#### Records:
○ ○ ○

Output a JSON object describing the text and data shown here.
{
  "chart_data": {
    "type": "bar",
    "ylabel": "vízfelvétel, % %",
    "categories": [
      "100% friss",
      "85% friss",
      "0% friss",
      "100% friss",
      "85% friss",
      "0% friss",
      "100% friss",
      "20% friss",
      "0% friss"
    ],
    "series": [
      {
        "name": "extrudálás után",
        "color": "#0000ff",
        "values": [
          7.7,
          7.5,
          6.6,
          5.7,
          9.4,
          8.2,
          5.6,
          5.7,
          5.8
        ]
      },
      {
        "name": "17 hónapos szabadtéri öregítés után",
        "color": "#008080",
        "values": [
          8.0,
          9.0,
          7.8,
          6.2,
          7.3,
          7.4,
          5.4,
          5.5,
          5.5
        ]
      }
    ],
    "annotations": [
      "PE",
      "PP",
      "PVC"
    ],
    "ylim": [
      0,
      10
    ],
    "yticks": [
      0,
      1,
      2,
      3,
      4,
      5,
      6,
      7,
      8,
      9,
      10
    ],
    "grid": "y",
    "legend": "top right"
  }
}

○ ○ ○

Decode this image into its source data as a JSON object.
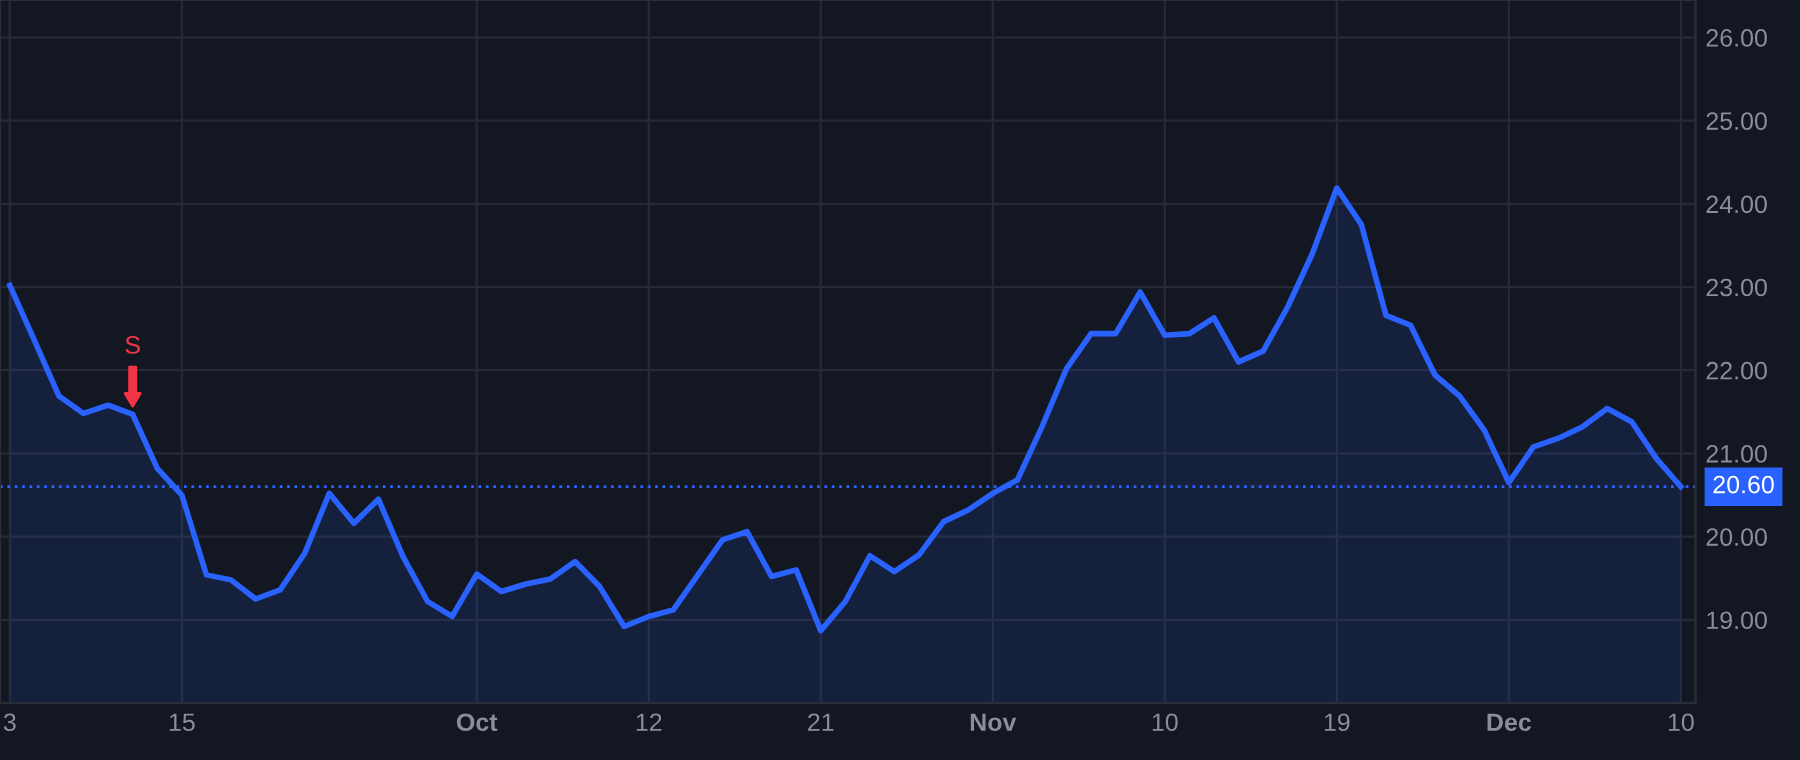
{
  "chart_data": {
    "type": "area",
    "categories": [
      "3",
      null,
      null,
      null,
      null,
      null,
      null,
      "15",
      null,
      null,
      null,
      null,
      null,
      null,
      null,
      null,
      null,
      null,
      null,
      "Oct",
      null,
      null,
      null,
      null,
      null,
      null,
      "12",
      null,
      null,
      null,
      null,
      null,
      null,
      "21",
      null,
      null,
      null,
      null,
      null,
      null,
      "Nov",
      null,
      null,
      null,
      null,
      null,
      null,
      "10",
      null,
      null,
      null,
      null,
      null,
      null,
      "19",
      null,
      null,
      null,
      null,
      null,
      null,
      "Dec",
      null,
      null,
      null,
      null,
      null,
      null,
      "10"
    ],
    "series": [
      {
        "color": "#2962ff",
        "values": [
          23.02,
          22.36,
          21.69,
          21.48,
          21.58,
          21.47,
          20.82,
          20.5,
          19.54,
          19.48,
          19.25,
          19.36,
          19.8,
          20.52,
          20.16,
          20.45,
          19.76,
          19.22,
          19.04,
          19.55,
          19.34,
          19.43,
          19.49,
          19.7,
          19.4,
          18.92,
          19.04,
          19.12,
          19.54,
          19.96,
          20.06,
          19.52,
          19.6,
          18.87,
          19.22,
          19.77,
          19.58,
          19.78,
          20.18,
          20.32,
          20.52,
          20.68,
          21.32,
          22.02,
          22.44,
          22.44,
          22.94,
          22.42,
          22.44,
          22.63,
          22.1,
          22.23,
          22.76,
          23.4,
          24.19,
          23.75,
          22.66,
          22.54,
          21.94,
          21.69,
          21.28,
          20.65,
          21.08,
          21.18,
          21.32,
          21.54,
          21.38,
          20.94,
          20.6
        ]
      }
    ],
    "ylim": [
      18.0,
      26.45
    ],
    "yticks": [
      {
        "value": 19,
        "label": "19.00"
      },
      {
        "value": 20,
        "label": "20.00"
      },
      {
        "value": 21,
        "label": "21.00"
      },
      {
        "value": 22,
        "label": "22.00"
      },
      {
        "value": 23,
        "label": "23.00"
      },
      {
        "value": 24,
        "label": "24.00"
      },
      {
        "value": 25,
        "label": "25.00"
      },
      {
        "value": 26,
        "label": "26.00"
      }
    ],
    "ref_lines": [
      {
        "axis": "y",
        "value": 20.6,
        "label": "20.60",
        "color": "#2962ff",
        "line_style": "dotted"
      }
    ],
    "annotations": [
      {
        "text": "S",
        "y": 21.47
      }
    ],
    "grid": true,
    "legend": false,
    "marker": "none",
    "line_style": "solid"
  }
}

○ ○ ○

#### DIRECTION:
Copy each line above that contains the string "JSON".

#### FINAL RESULT:
Output a JSON object describing the text and data shown here.
Decode this image into its source data as a JSON object.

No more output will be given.